- WHAT THE EXERCISE ASKS:
Keep the wording of each record exactly the same when you repeat it, and leave out pictures.

■ ■ ■ ■ ■ ■ ■

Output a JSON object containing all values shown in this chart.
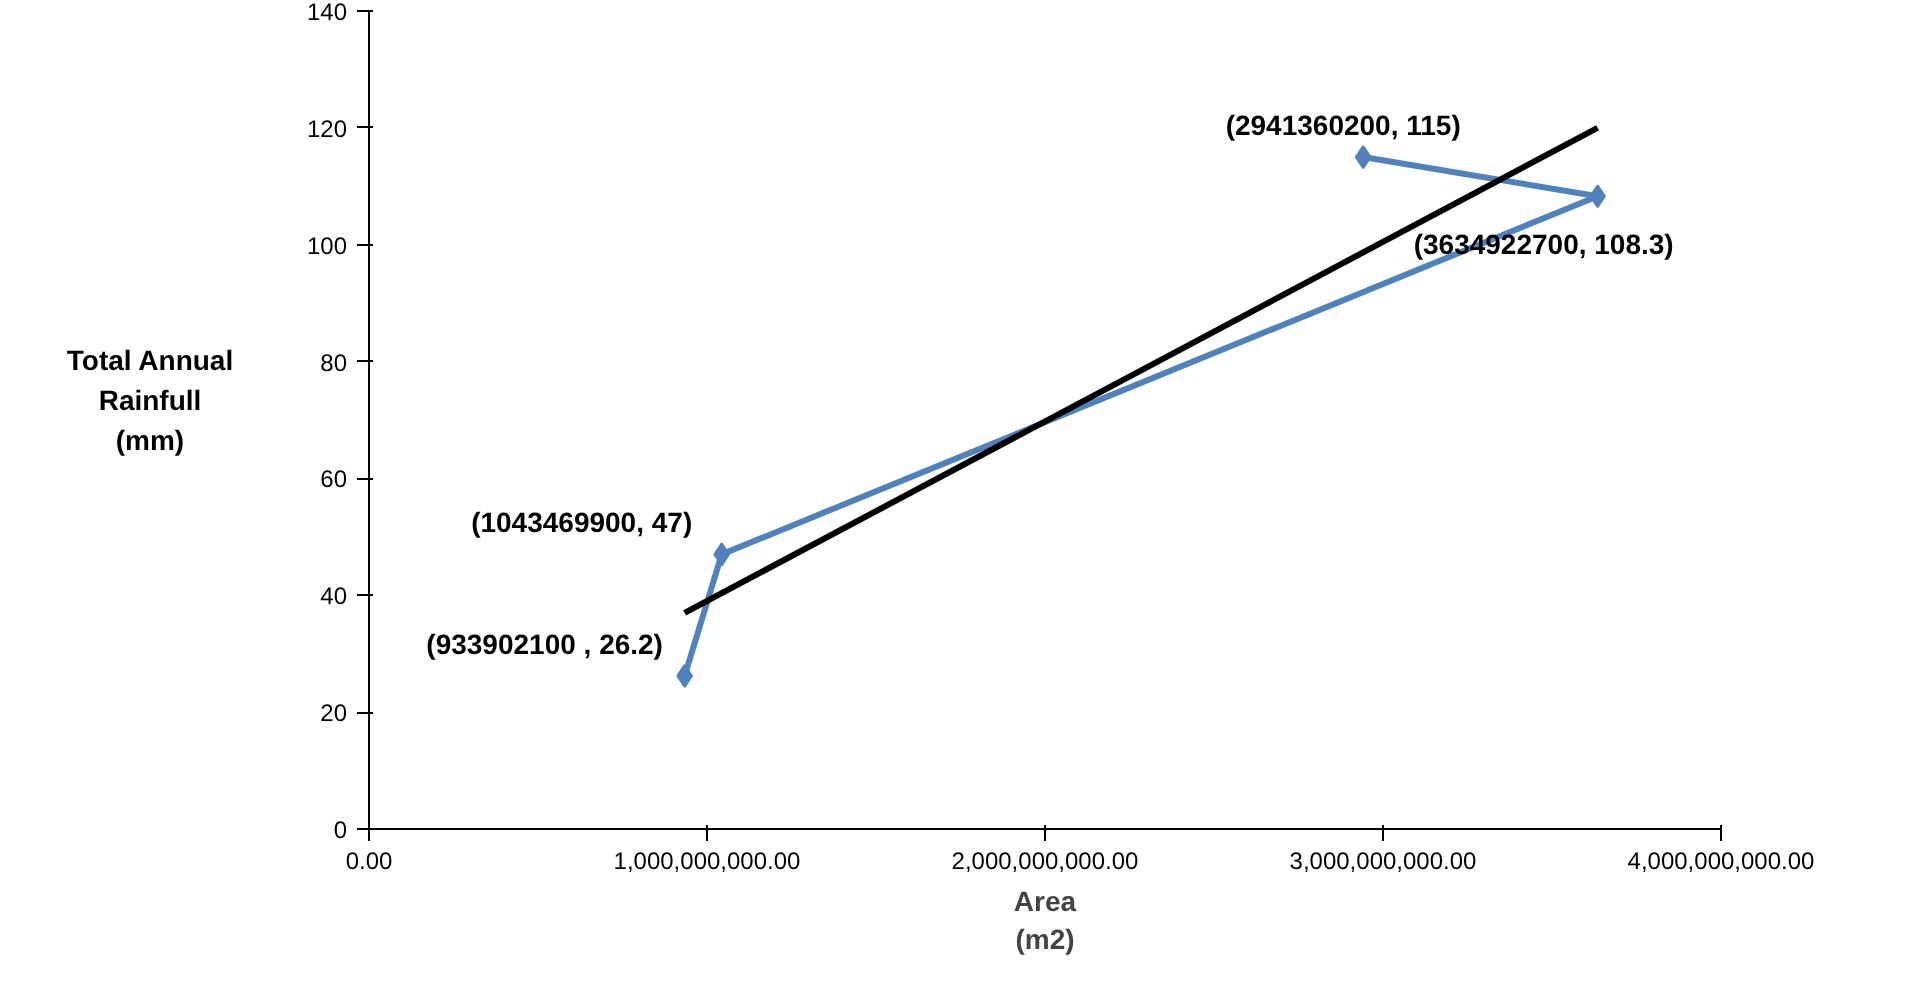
{
  "chart_data": {
    "type": "line",
    "xlabel": "Area\n(m2)",
    "ylabel": "Total Annual\nRainfull\n(mm)",
    "xlim": [
      0,
      4000000000
    ],
    "xticks": [
      {
        "value": 0,
        "label": "0.00"
      },
      {
        "value": 1000000000,
        "label": "1,000,000,000.00"
      },
      {
        "value": 2000000000,
        "label": "2,000,000,000.00"
      },
      {
        "value": 3000000000,
        "label": "3,000,000,000.00"
      },
      {
        "value": 4000000000,
        "label": "4,000,000,000.00"
      }
    ],
    "ylim": [
      0,
      140
    ],
    "yticks": [
      0,
      20,
      40,
      60,
      80,
      100,
      120,
      140
    ],
    "grid": false,
    "series": [
      {
        "color": "#4f81bd",
        "marker": "diamond",
        "x": [
          933902100,
          1043469900,
          3634922700,
          2941360200
        ],
        "values": [
          26.2,
          47,
          108.3,
          115
        ],
        "value_labels": [
          "(933902100 , 26.2)",
          "(1043469900, 47)",
          "(3634922700,  108.3)",
          "(2941360200, 115)"
        ]
      },
      {
        "color": "#000000",
        "marker": "none",
        "x": [
          933902100,
          3634922700
        ],
        "values": [
          37,
          120
        ]
      }
    ]
  }
}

■ ■ ■ ■ ■ ■ ■

- EXERCISE OUTPUT:
Output a JSON object containing all values shown in this chart.
{
  "chart_data": {
    "type": "line",
    "xlabel": "Area\n(m2)",
    "ylabel": "Total Annual\nRainfull\n(mm)",
    "xlim": [
      0,
      4000000000
    ],
    "xticks": [
      {
        "value": 0,
        "label": "0.00"
      },
      {
        "value": 1000000000,
        "label": "1,000,000,000.00"
      },
      {
        "value": 2000000000,
        "label": "2,000,000,000.00"
      },
      {
        "value": 3000000000,
        "label": "3,000,000,000.00"
      },
      {
        "value": 4000000000,
        "label": "4,000,000,000.00"
      }
    ],
    "ylim": [
      0,
      140
    ],
    "yticks": [
      0,
      20,
      40,
      60,
      80,
      100,
      120,
      140
    ],
    "grid": false,
    "series": [
      {
        "color": "#4f81bd",
        "marker": "diamond",
        "x": [
          933902100,
          1043469900,
          3634922700,
          2941360200
        ],
        "values": [
          26.2,
          47,
          108.3,
          115
        ],
        "value_labels": [
          "(933902100 , 26.2)",
          "(1043469900, 47)",
          "(3634922700,  108.3)",
          "(2941360200, 115)"
        ]
      },
      {
        "color": "#000000",
        "marker": "none",
        "x": [
          933902100,
          3634922700
        ],
        "values": [
          37,
          120
        ]
      }
    ]
  }
}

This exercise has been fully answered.